* SELECTED PASSAGE:
U.S. Military M-1965 Field Jacket
The M-1965 Field Jacket (or M65 Jacket) was very similar to the evolving line of field jackets that started in World War II with the M-1943 Field Jacket. Through experience in Korea and Vietnam, the design was upgraded with small improvements.
M-1965 Field Jacket in Olive Drab.
Today in WW II: 27 Aug 1939 First turbojet-powered aircraft, the Heinkel 178, maiden flight piloted by Captain Erich Warsitz.
Evolution of the M1965 Field Jacket
In 1950, the very successful World War II M-1943 Field Jacket was replaced by a modified version, the M-1950, nearly identical to the M-1943 but with the addition of inside buttons for a liner. The M-1950 quickly replaced by the M-1951 Field Jacket, which modified the front closure buttons with a zipper and the pocket closure buttons with metal snaps.
The M65 or M1965 Field Jacket
In 1965 the Army began upgrading the M-1951 Field Jacket to the latest in the design series, the M-1965 Field Jacket (also known as the M65, M1965, or M-65).
Later variations of the jacket were known as "Coat, Cold Weather, Field" with color OG-107 (olive drab) followed by the same jacket with camouflage patterns. The changes were not so much in the basic design as to the details.
The M-1965 Field Jacket is the most broadly adopted military coat ever. It has been widely copied and is available from many sources both as military surplus and as commercial copies. For example, click here.
Design of the M-1965 Field Jacket
M-65 jacket, Korea.
M-65 Liner Label.
Like the M-1943 Field Jacket, the M-1965 jacket still had four large cargo pockets and an internally tied draw string waist, but the wrist closures were provided with velcro (hook and loop) fasteners. The pockets used metal snaps to close. The front fly tab closed with snaps too, over a heavy zipper. A zipper along the back of the collar hides an attached hood that could be pulled out when needed. A storm flap could be closed over the throat with a velcro tab. Most jackets had an information label sewn into the back at the top, just under the collar. Photo to the left shows PFC Glen Zachery with mail bag and a group of other soldiers in M-65 jackets, 19th Army Postal Unit, Yong Son, Korea, 14-15 December 1970.

* RECORDS SHOWN:
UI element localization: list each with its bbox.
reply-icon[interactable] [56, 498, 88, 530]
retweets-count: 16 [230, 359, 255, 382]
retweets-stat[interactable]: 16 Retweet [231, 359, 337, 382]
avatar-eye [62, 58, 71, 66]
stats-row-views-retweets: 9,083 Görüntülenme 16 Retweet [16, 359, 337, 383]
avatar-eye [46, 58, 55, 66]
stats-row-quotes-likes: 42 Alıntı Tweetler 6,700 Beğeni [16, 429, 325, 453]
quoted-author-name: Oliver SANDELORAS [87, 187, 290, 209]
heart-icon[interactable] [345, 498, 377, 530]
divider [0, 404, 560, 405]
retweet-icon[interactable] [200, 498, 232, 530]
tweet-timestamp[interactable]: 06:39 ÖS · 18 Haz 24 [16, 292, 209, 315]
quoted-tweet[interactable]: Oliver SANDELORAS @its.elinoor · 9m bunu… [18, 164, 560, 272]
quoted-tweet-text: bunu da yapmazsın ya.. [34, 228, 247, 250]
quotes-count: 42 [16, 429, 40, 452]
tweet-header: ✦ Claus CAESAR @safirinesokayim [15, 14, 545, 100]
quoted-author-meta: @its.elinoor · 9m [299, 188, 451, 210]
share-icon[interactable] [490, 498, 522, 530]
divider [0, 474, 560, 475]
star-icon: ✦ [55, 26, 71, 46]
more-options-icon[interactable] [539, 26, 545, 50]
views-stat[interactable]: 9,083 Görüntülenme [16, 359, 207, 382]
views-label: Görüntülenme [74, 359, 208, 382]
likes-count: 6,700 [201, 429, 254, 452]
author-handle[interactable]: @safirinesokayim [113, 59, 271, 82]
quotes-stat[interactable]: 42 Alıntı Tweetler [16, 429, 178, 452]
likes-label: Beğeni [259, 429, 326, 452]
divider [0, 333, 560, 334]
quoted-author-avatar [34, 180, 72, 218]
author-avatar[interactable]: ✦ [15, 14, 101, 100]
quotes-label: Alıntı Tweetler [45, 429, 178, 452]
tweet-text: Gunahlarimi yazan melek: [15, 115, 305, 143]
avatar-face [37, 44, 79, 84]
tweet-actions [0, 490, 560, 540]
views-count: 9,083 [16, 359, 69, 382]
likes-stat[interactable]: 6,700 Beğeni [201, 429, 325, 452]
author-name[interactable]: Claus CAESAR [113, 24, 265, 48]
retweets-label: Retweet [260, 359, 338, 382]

* ACTIVITIES:
**1.** Can you repeat the field jacket article from "The M65 or M1965" up to and including "example, click here."?
**2.** What is the Spanish translation of this sentence from the field jacket article: "The pockets used metal snaps to close."?
The records have no connection to the field jacket article.

* TASK ANSWERS:
**1.**
The M65 or M1965 Field Jacket
In 1965 the Army began upgrading the M-1951 Field Jacket to the latest in the design series, the M-1965 Field Jacket (also known as the M65, M1965, or M-65).
Later variations of the jacket were known as "Coat, Cold Weather, Field" with color OG-107 (olive drab) followed by the same jacket with camouflage patterns. The changes were not so much in the basic design as to the details.
The M-1965 Field Jacket is the most broadly adopted military coat ever. It has been widely copied and is available from many sources both as military surplus and as commercial copies. For example, click here.

**2.** Los bolsillos se cerraban con broches metálicos.